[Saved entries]
start

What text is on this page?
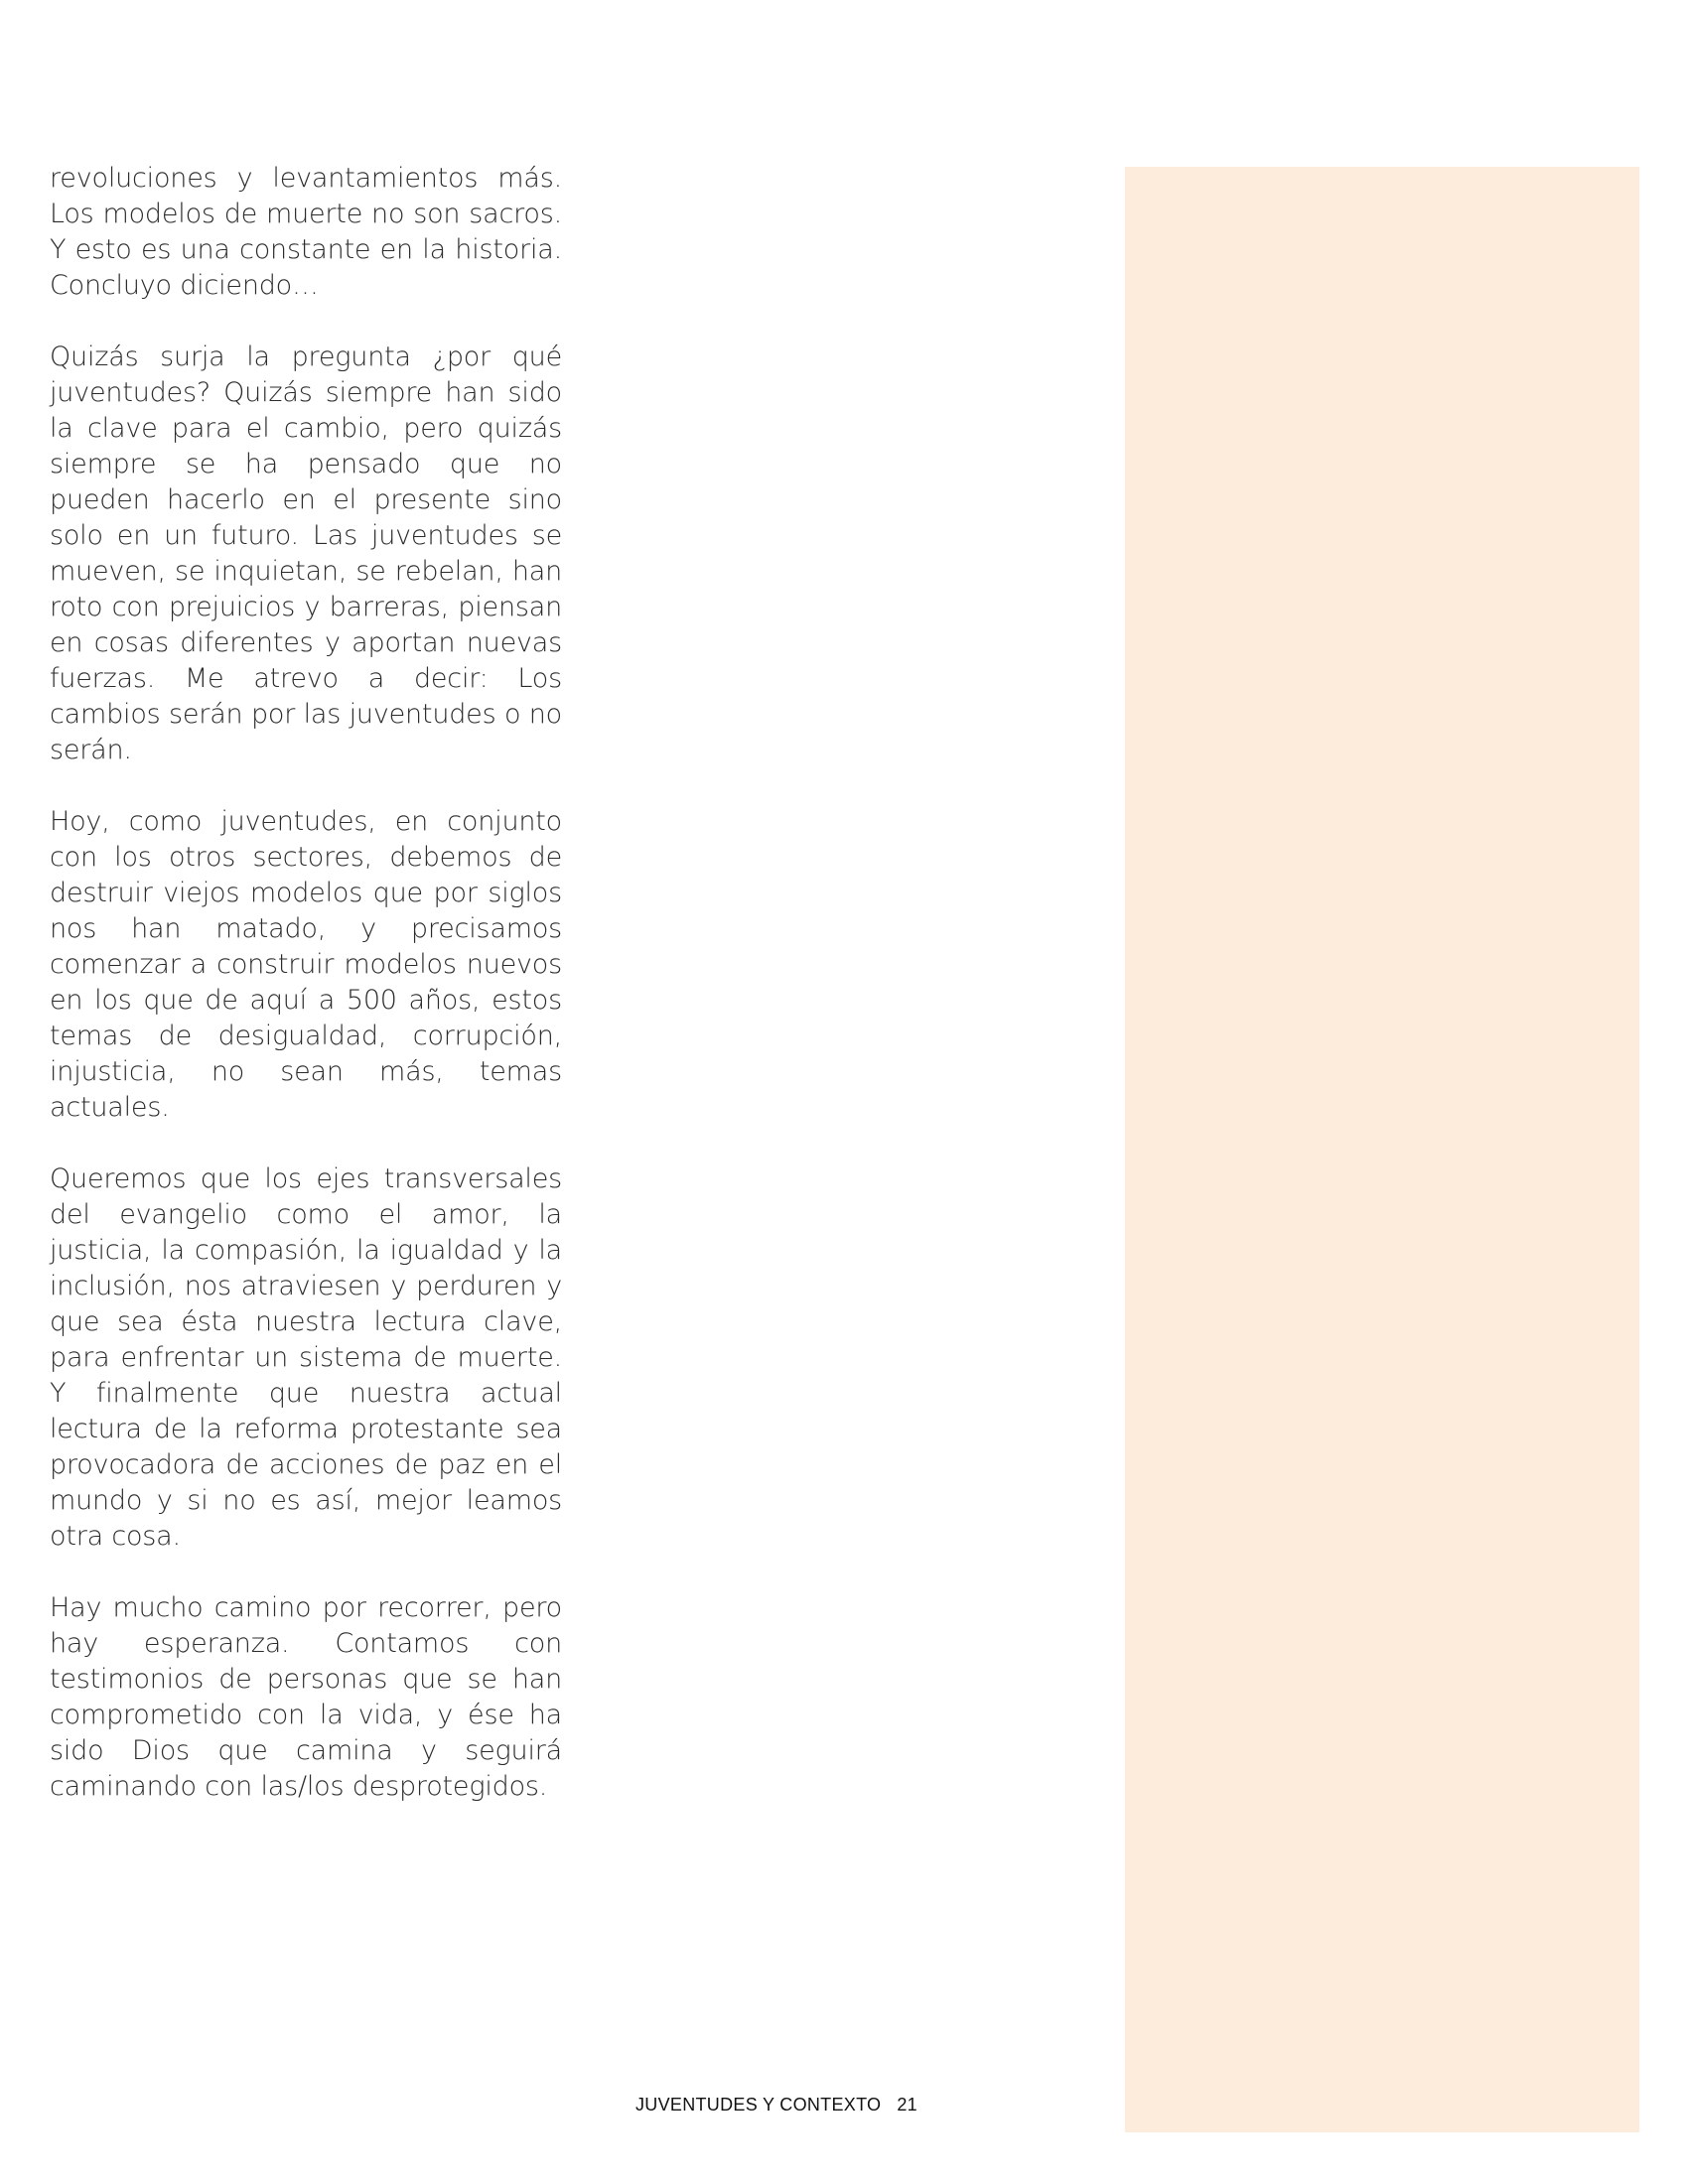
revoluciones y levantamientos más. Los modelos de muerte no son sacros. Y esto es una constante en la historia. Concluyo diciendo…

Quizás surja la pregunta ¿por qué juventudes? Quizás siempre han sido la clave para el cambio, pero quizás siempre se ha pensado que no pueden hacerlo en el presente sino solo en un futuro. Las juventudes se mueven, se inquietan, se rebelan, han roto con prejuicios y barreras, piensan en cosas diferentes y aportan nuevas fuerzas. Me atrevo a decir: Los cambios serán por las juventudes o no serán.

Hoy, como juventudes, en conjunto con los otros sectores, debemos de destruir viejos modelos que por siglos nos han matado, y precisamos comenzar a construir modelos nuevos en los que de aquí a 500 años, estos temas de desigualdad, corrupción, injusticia, no sean más, temas actuales.

Queremos que los ejes transversales del evangelio como el amor, la justicia, la compasión, la igualdad y la inclusión, nos atraviesen y perduren y que sea ésta nuestra lectura clave, para enfrentar un sistema de muerte. Y finalmente que nuestra actual lectura de la reforma protestante sea provocadora de acciones de paz en el mundo y si no es así, mejor leamos otra cosa.

Hay mucho camino por recorrer, pero hay esperanza. Contamos con testimonios de personas que se han comprometido con la vida, y ése ha sido Dios que camina y seguirá caminando con las/los desprotegidos.

JUVENTUDES Y CONTEXTO 21
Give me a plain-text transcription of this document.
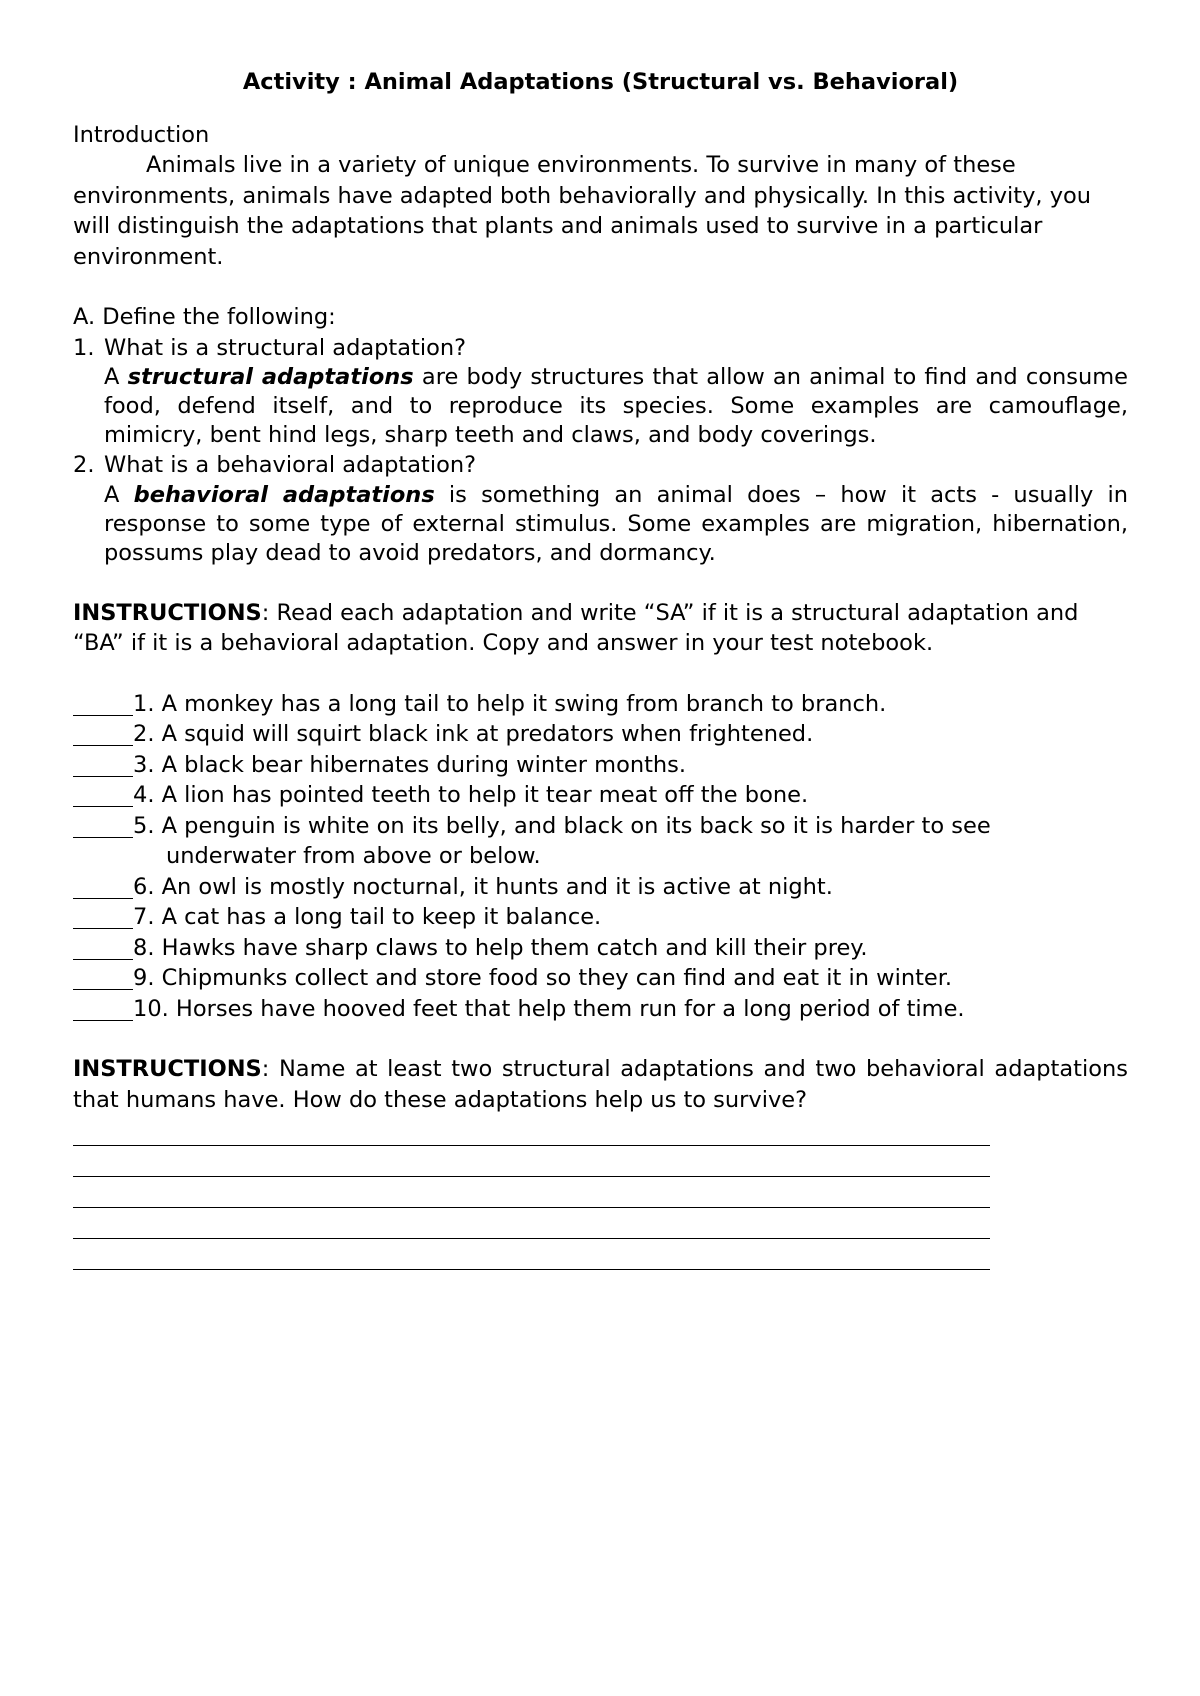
Activity : Animal Adaptations (Structural vs. Behavioral)

Introduction

Animals live in a variety of unique environments. To survive in many of these environments, animals have adapted both behaviorally and physically. In this activity, you will distinguish the adaptations that plants and animals used to survive in a particular environment.

A. Define the following:

1. What is a structural adaptation?

A structural adaptations are body structures that allow an animal to find and consume food, defend itself, and to reproduce its species. Some examples are camouflage, mimicry, bent hind legs, sharp teeth and claws, and body coverings.

2. What is a behavioral adaptation?

A behavioral adaptations is something an animal does – how it acts - usually in response to some type of external stimulus. Some examples are migration, hibernation, possums play dead to avoid predators, and dormancy.

INSTRUCTIONS: Read each adaptation and write “SA” if it is a structural adaptation and “BA” if it is a behavioral adaptation. Copy and answer in your test notebook.

1. A monkey has a long tail to help it swing from branch to branch.
2. A squid will squirt black ink at predators when frightened.
3. A black bear hibernates during winter months.
4. A lion has pointed teeth to help it tear meat off the bone.
5. A penguin is white on its belly, and black on its back so it is harder to see
underwater from above or below.
6. An owl is mostly nocturnal, it hunts and it is active at night.
7. A cat has a long tail to keep it balance.
8. Hawks have sharp claws to help them catch and kill their prey.
9. Chipmunks collect and store food so they can find and eat it in winter.
10. Horses have hooved feet that help them run for a long period of time.

INSTRUCTIONS: Name at least two structural adaptations and two behavioral adaptations that humans have. How do these adaptations help us to survive?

end

• [Stated exercise] Transcribe all of the entries word for word, but skip any pictures they contain.

• [Solution to this task]
What text is on this page?
revoluciones y levantamientos más. Los modelos de muerte no son sacros. Y esto es una constante en la historia. Concluyo diciendo…

Quizás surja la pregunta ¿por qué juventudes? Quizás siempre han sido la clave para el cambio, pero quizás siempre se ha pensado que no pueden hacerlo en el presente sino solo en un futuro. Las juventudes se mueven, se inquietan, se rebelan, han roto con prejuicios y barreras, piensan en cosas diferentes y aportan nuevas fuerzas. Me atrevo a decir: Los cambios serán por las juventudes o no serán.

Hoy, como juventudes, en conjunto con los otros sectores, debemos de destruir viejos modelos que por siglos nos han matado, y precisamos comenzar a construir modelos nuevos en los que de aquí a 500 años, estos temas de desigualdad, corrupción, injusticia, no sean más, temas actuales.

Queremos que los ejes transversales del evangelio como el amor, la justicia, la compasión, la igualdad y la inclusión, nos atraviesen y perduren y que sea ésta nuestra lectura clave, para enfrentar un sistema de muerte. Y finalmente que nuestra actual lectura de la reforma protestante sea provocadora de acciones de paz en el mundo y si no es así, mejor leamos otra cosa.

Hay mucho camino por recorrer, pero hay esperanza. Contamos con testimonios de personas que se han comprometido con la vida, y ése ha sido Dios que camina y seguirá caminando con las/los desprotegidos.

JUVENTUDES Y CONTEXTO 21
Give me a plain-text transcription of this document.
Activity : Animal Adaptations (Structural vs. Behavioral)

Introduction

Animals live in a variety of unique environments. To survive in many of these environments, animals have adapted both behaviorally and physically. In this activity, you will distinguish the adaptations that plants and animals used to survive in a particular environment.

A. Define the following:

1. What is a structural adaptation?

A structural adaptations are body structures that allow an animal to find and consume food, defend itself, and to reproduce its species. Some examples are camouflage, mimicry, bent hind legs, sharp teeth and claws, and body coverings.

2. What is a behavioral adaptation?

A behavioral adaptations is something an animal does – how it acts - usually in response to some type of external stimulus. Some examples are migration, hibernation, possums play dead to avoid predators, and dormancy.

INSTRUCTIONS: Read each adaptation and write “SA” if it is a structural adaptation and “BA” if it is a behavioral adaptation. Copy and answer in your test notebook.

1. A monkey has a long tail to help it swing from branch to branch.
2. A squid will squirt black ink at predators when frightened.
3. A black bear hibernates during winter months.
4. A lion has pointed teeth to help it tear meat off the bone.
5. A penguin is white on its belly, and black on its back so it is harder to see
underwater from above or below.
6. An owl is mostly nocturnal, it hunts and it is active at night.
7. A cat has a long tail to keep it balance.
8. Hawks have sharp claws to help them catch and kill their prey.
9. Chipmunks collect and store food so they can find and eat it in winter.
10. Horses have hooved feet that help them run for a long period of time.

INSTRUCTIONS: Name at least two structural adaptations and two behavioral adaptations that humans have. How do these adaptations help us to survive?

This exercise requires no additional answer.